*WRITTEN REQUEST*
Return all the entries exactly, keeping pictures out.

*INPUT FOR THIS TASK*
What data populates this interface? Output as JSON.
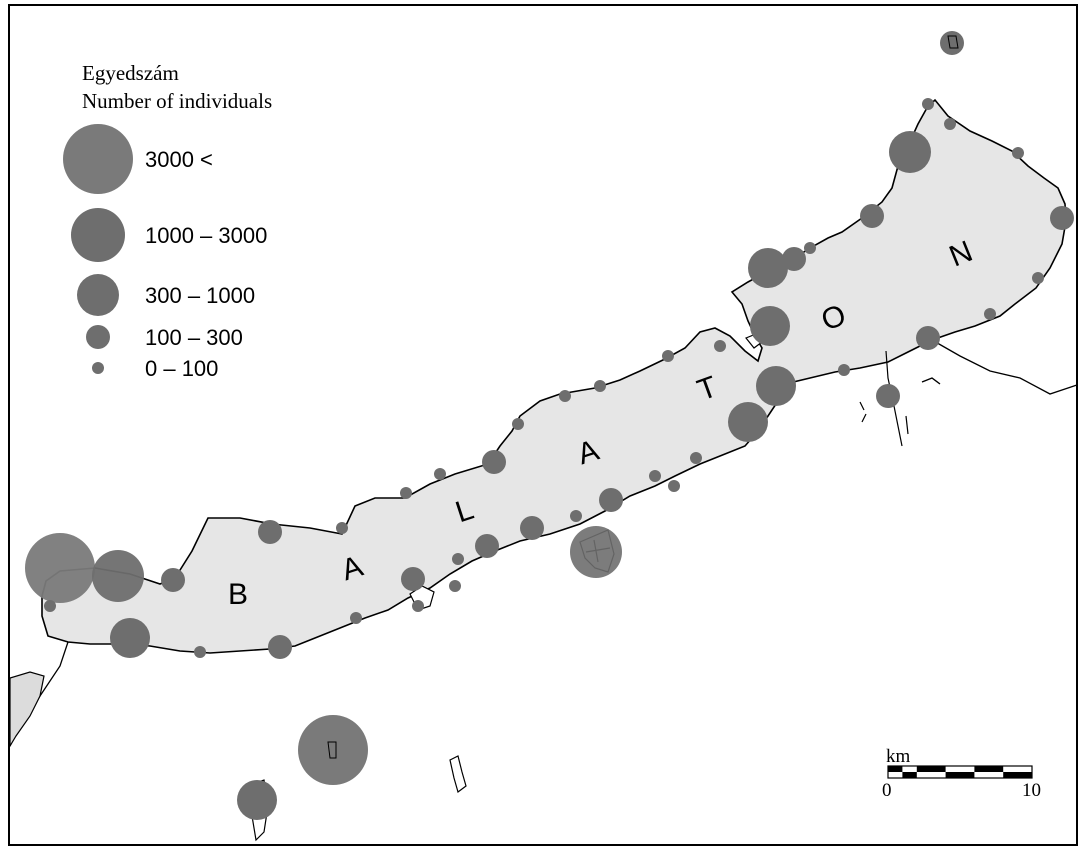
{
  "legend": {
    "title_hu": "Egyedszám",
    "title_en": "Number of individuals",
    "classes": [
      {
        "label": "3000 <",
        "size_rank": 5
      },
      {
        "label": "1000 – 3000",
        "size_rank": 4
      },
      {
        "label": "300 – 1000",
        "size_rank": 3
      },
      {
        "label": "100 – 300",
        "size_rank": 2
      },
      {
        "label": "0 – 100",
        "size_rank": 1
      }
    ]
  },
  "lake_label_letters": [
    "B",
    "A",
    "L",
    "A",
    "T",
    "O",
    "N"
  ],
  "scale_bar": {
    "unit": "km",
    "start_label": "0",
    "end_label": "10"
  },
  "colors": {
    "lake_fill": "#e6e6e6",
    "marker_fill": "#6e6e6e",
    "marker_fill_large": "#7a7a7a",
    "outline": "#000000"
  }
}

*SOLVED PROBLEM*
What data populates this interface? Output as JSON.
{
  "legend": {
    "title_hu": "Egyedszám",
    "title_en": "Number of individuals",
    "classes": [
      {
        "label": "3000 <",
        "size_rank": 5
      },
      {
        "label": "1000 – 3000",
        "size_rank": 4
      },
      {
        "label": "300 – 1000",
        "size_rank": 3
      },
      {
        "label": "100 – 300",
        "size_rank": 2
      },
      {
        "label": "0 – 100",
        "size_rank": 1
      }
    ]
  },
  "lake_label_letters": [
    "B",
    "A",
    "L",
    "A",
    "T",
    "O",
    "N"
  ],
  "scale_bar": {
    "unit": "km",
    "start_label": "0",
    "end_label": "10"
  },
  "colors": {
    "lake_fill": "#e6e6e6",
    "marker_fill": "#6e6e6e",
    "marker_fill_large": "#7a7a7a",
    "outline": "#000000"
  }
}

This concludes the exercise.